▶ _EXERCISE PROMPT_: Pull every line of the entries that has the word "ГЛАВА".

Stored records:
-----
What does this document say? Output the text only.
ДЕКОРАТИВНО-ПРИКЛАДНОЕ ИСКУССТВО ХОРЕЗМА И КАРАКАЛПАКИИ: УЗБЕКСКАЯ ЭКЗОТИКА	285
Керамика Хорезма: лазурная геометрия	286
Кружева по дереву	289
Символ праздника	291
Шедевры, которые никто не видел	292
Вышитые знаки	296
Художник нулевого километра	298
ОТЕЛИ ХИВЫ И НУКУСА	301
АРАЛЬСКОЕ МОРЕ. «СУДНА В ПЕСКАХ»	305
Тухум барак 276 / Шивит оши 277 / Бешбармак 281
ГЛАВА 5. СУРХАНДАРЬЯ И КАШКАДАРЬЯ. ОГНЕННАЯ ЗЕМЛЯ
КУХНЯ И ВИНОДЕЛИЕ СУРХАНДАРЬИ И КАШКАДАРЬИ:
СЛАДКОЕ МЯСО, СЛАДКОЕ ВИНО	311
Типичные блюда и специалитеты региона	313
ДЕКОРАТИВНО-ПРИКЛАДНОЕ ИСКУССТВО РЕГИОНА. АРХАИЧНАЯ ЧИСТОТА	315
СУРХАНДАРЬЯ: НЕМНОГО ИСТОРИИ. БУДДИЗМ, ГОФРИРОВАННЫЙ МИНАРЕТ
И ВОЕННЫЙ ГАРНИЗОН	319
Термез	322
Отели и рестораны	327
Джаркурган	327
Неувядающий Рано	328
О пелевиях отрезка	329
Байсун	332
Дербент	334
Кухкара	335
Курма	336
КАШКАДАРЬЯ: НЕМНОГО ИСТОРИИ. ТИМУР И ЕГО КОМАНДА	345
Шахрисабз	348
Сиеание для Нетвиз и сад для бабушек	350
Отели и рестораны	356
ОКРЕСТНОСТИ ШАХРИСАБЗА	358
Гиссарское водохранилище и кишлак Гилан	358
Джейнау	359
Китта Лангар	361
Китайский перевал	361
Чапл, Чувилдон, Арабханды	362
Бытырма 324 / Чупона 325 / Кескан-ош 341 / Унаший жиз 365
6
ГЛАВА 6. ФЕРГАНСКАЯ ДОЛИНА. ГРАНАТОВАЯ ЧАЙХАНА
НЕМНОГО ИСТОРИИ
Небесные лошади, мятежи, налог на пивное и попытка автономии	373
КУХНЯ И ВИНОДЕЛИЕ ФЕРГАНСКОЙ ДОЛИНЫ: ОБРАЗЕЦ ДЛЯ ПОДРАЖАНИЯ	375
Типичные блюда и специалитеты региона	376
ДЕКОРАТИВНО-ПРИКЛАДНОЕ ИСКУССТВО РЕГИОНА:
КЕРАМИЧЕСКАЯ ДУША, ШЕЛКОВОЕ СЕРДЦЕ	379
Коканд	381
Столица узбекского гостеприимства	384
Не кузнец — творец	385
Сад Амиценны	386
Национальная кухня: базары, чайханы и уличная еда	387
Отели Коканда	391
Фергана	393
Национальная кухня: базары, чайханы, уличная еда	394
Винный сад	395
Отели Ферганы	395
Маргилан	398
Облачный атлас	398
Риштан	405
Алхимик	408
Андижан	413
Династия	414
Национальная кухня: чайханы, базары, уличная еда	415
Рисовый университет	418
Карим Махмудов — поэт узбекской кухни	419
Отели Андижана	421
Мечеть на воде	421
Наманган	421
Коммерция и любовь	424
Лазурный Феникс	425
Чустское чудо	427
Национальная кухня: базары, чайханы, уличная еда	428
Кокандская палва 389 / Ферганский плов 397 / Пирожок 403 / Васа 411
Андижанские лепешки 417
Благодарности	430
-----
▶ _FINAL RESULT_:
ГЛАВА 5. СУРХАНДАРЬЯ И КАШКАДАРЬЯ. ОГНЕННАЯ ЗЕМЛЯ
ГЛАВА 6. ФЕРГАНСКАЯ ДОЛИНА. ГРАНАТОВАЯ ЧАЙХАНА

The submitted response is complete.